= The task =
Without including any images, repeat the data exactly.

= Information shown =
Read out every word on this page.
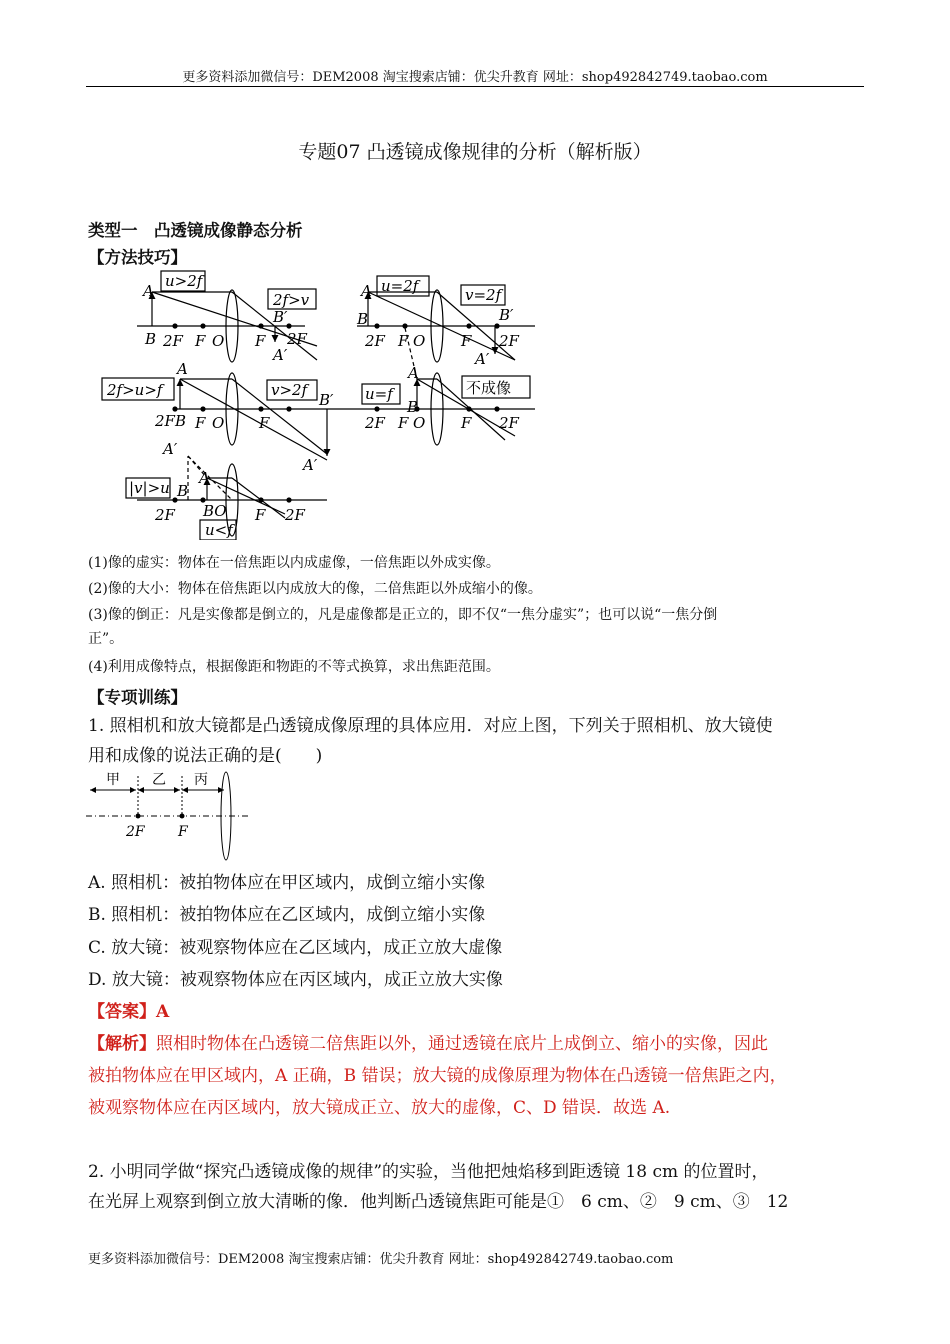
更多资料添加微信号：DEM2008 淘宝搜索店铺：优尖升教育 网址：shop492842749.taobao.com
专题07 凸透镜成像规律的分析（解析版）
类型一　凸透镜成像静态分析
【方法技巧】
u>2f
2f>v
A
B 2F F O F
B′
2F
A′
u=2f	v=2f
A
B
2F F O F
B′
2F
A′
2f>u>f	v>2f
A
2FB F O F
B′
A′
u=f	不成像
A
B
2F F O F 2F
A′
|v|>u
A
B
2F BO F 2F
u<f
(1)像的虚实：物体在一倍焦距以内成虚像，一倍焦距以外成实像。
(2)像的大小：物体在倍焦距以内成放大的像，二倍焦距以外成缩小的像。
(3)像的倒正：凡是实像都是倒立的，凡是虚像都是正立的，即不仅“一焦分虚实”；也可以说“一焦分倒
正”。
(4)利用成像特点，根据像距和物距的不等式换算，求出焦距范围。
【专项训练】
1. 照相机和放大镜都是凸透镜成像原理的具体应用．对应上图，下列关于照相机、放大镜使
用和成像的说法正确的是(　　)
甲 乙 丙
2F F
A. 照相机：被拍物体应在甲区域内，成倒立缩小实像
B. 照相机：被拍物体应在乙区域内，成倒立缩小实像
C. 放大镜：被观察物体应在乙区域内，成正立放大虚像
D. 放大镜：被观察物体应在丙区域内，成正立放大实像
【答案】A
【解析】照相时物体在凸透镜二倍焦距以外，通过透镜在底片上成倒立、缩小的实像，因此
被拍物体应在甲区域内，A 正确，B 错误；放大镜的成像原理为物体在凸透镜一倍焦距之内，
被观察物体应在丙区域内，放大镜成正立、放大的虚像，C、D 错误．故选 A.
2. 小明同学做“探究凸透镜成像的规律”的实验，当他把烛焰移到距透镜 18 cm 的位置时，
在光屏上观察到倒立放大清晰的像．他判断凸透镜焦距可能是①　6 cm、②　9 cm、③　12
更多资料添加微信号：DEM2008 淘宝搜索店铺：优尖升教育 网址：shop492842749.taobao.com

= The result =
Read out every word on this page.
更多资料添加微信号：DEM2008 淘宝搜索店铺：优尖升教育 网址：shop492842749.taobao.com
专题07 凸透镜成像规律的分析（解析版）
类型一　凸透镜成像静态分析
【方法技巧】
u>2f
2f>v
A
B 2F F O F
B′
2F
A′
u=2f	v=2f
A
B
2F F O F
B′
2F
A′
2f>u>f	v>2f
A
2FB F O F
B′
A′
u=f	不成像
A
B
2F F O F 2F
A′
|v|>u
A
B
2F BO F 2F
u<f
(1)像的虚实：物体在一倍焦距以内成虚像，一倍焦距以外成实像。
(2)像的大小：物体在倍焦距以内成放大的像，二倍焦距以外成缩小的像。
(3)像的倒正：凡是实像都是倒立的，凡是虚像都是正立的，即不仅“一焦分虚实”；也可以说“一焦分倒
正”。
(4)利用成像特点，根据像距和物距的不等式换算，求出焦距范围。
【专项训练】
1. 照相机和放大镜都是凸透镜成像原理的具体应用．对应上图，下列关于照相机、放大镜使
用和成像的说法正确的是(　　)
甲 乙 丙
2F F
A. 照相机：被拍物体应在甲区域内，成倒立缩小实像
B. 照相机：被拍物体应在乙区域内，成倒立缩小实像
C. 放大镜：被观察物体应在乙区域内，成正立放大虚像
D. 放大镜：被观察物体应在丙区域内，成正立放大实像
【答案】A
【解析】照相时物体在凸透镜二倍焦距以外，通过透镜在底片上成倒立、缩小的实像，因此
被拍物体应在甲区域内，A 正确，B 错误；放大镜的成像原理为物体在凸透镜一倍焦距之内，
被观察物体应在丙区域内，放大镜成正立、放大的虚像，C、D 错误．故选 A.
2. 小明同学做“探究凸透镜成像的规律”的实验，当他把烛焰移到距透镜 18 cm 的位置时，
在光屏上观察到倒立放大清晰的像．他判断凸透镜焦距可能是①　6 cm、②　9 cm、③　12
更多资料添加微信号：DEM2008 淘宝搜索店铺：优尖升教育 网址：shop492842749.taobao.com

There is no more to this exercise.